══ RECORDED INFORMATION

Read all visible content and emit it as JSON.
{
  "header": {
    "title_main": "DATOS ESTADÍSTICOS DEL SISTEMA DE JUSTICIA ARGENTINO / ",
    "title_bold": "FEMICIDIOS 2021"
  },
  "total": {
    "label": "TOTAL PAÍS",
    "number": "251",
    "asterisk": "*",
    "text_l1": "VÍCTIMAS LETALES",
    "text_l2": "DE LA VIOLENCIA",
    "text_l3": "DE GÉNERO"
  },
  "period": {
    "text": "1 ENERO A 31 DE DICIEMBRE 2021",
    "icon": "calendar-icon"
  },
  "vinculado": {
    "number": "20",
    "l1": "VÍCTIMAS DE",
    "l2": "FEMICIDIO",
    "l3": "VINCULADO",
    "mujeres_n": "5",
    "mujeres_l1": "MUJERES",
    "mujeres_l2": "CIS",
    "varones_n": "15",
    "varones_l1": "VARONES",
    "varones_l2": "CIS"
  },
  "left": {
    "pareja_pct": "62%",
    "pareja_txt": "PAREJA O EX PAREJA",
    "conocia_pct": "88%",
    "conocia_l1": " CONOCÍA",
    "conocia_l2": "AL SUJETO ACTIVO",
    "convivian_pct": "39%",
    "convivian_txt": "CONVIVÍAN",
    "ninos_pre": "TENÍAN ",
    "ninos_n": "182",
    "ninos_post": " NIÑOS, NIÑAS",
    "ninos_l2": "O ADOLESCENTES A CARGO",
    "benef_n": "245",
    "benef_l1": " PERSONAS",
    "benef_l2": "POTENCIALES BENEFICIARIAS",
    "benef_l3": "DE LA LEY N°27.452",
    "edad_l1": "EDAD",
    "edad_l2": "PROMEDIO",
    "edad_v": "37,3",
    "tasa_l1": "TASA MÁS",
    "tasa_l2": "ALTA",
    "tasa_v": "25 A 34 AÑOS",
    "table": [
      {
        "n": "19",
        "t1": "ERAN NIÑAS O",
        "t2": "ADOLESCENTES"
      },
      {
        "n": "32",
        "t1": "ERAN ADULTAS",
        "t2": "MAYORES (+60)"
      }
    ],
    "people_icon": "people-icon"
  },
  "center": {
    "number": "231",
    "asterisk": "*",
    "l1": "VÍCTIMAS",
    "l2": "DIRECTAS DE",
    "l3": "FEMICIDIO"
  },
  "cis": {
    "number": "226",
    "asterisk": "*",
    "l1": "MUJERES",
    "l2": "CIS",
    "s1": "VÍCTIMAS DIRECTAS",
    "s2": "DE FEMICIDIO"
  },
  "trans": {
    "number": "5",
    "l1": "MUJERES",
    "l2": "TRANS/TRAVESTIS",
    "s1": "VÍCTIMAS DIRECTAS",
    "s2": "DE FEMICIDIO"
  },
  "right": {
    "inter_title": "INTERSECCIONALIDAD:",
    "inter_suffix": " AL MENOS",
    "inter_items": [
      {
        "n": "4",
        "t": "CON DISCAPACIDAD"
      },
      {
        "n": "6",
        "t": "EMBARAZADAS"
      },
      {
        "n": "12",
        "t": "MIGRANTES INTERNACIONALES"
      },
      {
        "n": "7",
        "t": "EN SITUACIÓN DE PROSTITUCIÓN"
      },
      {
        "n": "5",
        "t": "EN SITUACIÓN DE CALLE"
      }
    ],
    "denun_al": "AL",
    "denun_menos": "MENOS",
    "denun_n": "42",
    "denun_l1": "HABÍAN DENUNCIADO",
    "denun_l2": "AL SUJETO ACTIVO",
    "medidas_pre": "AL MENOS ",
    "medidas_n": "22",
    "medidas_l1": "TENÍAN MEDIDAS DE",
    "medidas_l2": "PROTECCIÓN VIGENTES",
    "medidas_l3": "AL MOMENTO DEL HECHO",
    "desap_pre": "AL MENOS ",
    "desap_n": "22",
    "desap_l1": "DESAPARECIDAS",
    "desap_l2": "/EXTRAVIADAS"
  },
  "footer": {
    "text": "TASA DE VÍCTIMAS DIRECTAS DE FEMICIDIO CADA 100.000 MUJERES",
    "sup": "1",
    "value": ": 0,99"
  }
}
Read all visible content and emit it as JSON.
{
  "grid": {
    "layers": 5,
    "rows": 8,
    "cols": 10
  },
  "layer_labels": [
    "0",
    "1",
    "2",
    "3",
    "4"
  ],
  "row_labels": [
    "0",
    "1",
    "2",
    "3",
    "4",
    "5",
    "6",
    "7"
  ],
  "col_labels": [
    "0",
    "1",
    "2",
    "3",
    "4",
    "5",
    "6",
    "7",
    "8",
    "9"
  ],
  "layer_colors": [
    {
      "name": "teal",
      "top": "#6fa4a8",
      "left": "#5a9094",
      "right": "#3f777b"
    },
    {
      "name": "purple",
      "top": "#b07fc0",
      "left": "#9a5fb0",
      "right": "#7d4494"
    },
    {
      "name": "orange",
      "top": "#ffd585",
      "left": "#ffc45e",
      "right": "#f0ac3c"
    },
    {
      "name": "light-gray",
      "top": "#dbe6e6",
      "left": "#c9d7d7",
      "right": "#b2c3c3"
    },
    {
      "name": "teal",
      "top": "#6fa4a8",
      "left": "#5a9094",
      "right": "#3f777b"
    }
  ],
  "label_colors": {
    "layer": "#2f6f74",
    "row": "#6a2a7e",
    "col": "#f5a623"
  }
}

════

STATED PROBLEM>
Repeat back the data above, exact to the last character.

ANSWER>
Read all visible content and emit it as JSON.
{
  "header": {
    "title_main": "DATOS ESTADÍSTICOS DEL SISTEMA DE JUSTICIA ARGENTINO / ",
    "title_bold": "FEMICIDIOS 2021"
  },
  "total": {
    "label": "TOTAL PAÍS",
    "number": "251",
    "asterisk": "*",
    "text_l1": "VÍCTIMAS LETALES",
    "text_l2": "DE LA VIOLENCIA",
    "text_l3": "DE GÉNERO"
  },
  "period": {
    "text": "1 ENERO A 31 DE DICIEMBRE 2021",
    "icon": "calendar-icon"
  },
  "vinculado": {
    "number": "20",
    "l1": "VÍCTIMAS DE",
    "l2": "FEMICIDIO",
    "l3": "VINCULADO",
    "mujeres_n": "5",
    "mujeres_l1": "MUJERES",
    "mujeres_l2": "CIS",
    "varones_n": "15",
    "varones_l1": "VARONES",
    "varones_l2": "CIS"
  },
  "left": {
    "pareja_pct": "62%",
    "pareja_txt": "PAREJA O EX PAREJA",
    "conocia_pct": "88%",
    "conocia_l1": " CONOCÍA",
    "conocia_l2": "AL SUJETO ACTIVO",
    "convivian_pct": "39%",
    "convivian_txt": "CONVIVÍAN",
    "ninos_pre": "TENÍAN ",
    "ninos_n": "182",
    "ninos_post": " NIÑOS, NIÑAS",
    "ninos_l2": "O ADOLESCENTES A CARGO",
    "benef_n": "245",
    "benef_l1": " PERSONAS",
    "benef_l2": "POTENCIALES BENEFICIARIAS",
    "benef_l3": "DE LA LEY N°27.452",
    "edad_l1": "EDAD",
    "edad_l2": "PROMEDIO",
    "edad_v": "37,3",
    "tasa_l1": "TASA MÁS",
    "tasa_l2": "ALTA",
    "tasa_v": "25 A 34 AÑOS",
    "table": [
      {
        "n": "19",
        "t1": "ERAN NIÑAS O",
        "t2": "ADOLESCENTES"
      },
      {
        "n": "32",
        "t1": "ERAN ADULTAS",
        "t2": "MAYORES (+60)"
      }
    ],
    "people_icon": "people-icon"
  },
  "center": {
    "number": "231",
    "asterisk": "*",
    "l1": "VÍCTIMAS",
    "l2": "DIRECTAS DE",
    "l3": "FEMICIDIO"
  },
  "cis": {
    "number": "226",
    "asterisk": "*",
    "l1": "MUJERES",
    "l2": "CIS",
    "s1": "VÍCTIMAS DIRECTAS",
    "s2": "DE FEMICIDIO"
  },
  "trans": {
    "number": "5",
    "l1": "MUJERES",
    "l2": "TRANS/TRAVESTIS",
    "s1": "VÍCTIMAS DIRECTAS",
    "s2": "DE FEMICIDIO"
  },
  "right": {
    "inter_title": "INTERSECCIONALIDAD:",
    "inter_suffix": " AL MENOS",
    "inter_items": [
      {
        "n": "4",
        "t": "CON DISCAPACIDAD"
      },
      {
        "n": "6",
        "t": "EMBARAZADAS"
      },
      {
        "n": "12",
        "t": "MIGRANTES INTERNACIONALES"
      },
      {
        "n": "7",
        "t": "EN SITUACIÓN DE PROSTITUCIÓN"
      },
      {
        "n": "5",
        "t": "EN SITUACIÓN DE CALLE"
      }
    ],
    "denun_al": "AL",
    "denun_menos": "MENOS",
    "denun_n": "42",
    "denun_l1": "HABÍAN DENUNCIADO",
    "denun_l2": "AL SUJETO ACTIVO",
    "medidas_pre": "AL MENOS ",
    "medidas_n": "22",
    "medidas_l1": "TENÍAN MEDIDAS DE",
    "medidas_l2": "PROTECCIÓN VIGENTES",
    "medidas_l3": "AL MOMENTO DEL HECHO",
    "desap_pre": "AL MENOS ",
    "desap_n": "22",
    "desap_l1": "DESAPARECIDAS",
    "desap_l2": "/EXTRAVIADAS"
  },
  "footer": {
    "text": "TASA DE VÍCTIMAS DIRECTAS DE FEMICIDIO CADA 100.000 MUJERES",
    "sup": "1",
    "value": ": 0,99"
  }
}
Read all visible content and emit it as JSON.
{
  "grid": {
    "layers": 5,
    "rows": 8,
    "cols": 10
  },
  "layer_labels": [
    "0",
    "1",
    "2",
    "3",
    "4"
  ],
  "row_labels": [
    "0",
    "1",
    "2",
    "3",
    "4",
    "5",
    "6",
    "7"
  ],
  "col_labels": [
    "0",
    "1",
    "2",
    "3",
    "4",
    "5",
    "6",
    "7",
    "8",
    "9"
  ],
  "layer_colors": [
    {
      "name": "teal",
      "top": "#6fa4a8",
      "left": "#5a9094",
      "right": "#3f777b"
    },
    {
      "name": "purple",
      "top": "#b07fc0",
      "left": "#9a5fb0",
      "right": "#7d4494"
    },
    {
      "name": "orange",
      "top": "#ffd585",
      "left": "#ffc45e",
      "right": "#f0ac3c"
    },
    {
      "name": "light-gray",
      "top": "#dbe6e6",
      "left": "#c9d7d7",
      "right": "#b2c3c3"
    },
    {
      "name": "teal",
      "top": "#6fa4a8",
      "left": "#5a9094",
      "right": "#3f777b"
    }
  ],
  "label_colors": {
    "layer": "#2f6f74",
    "row": "#6a2a7e",
    "col": "#f5a623"
  }
}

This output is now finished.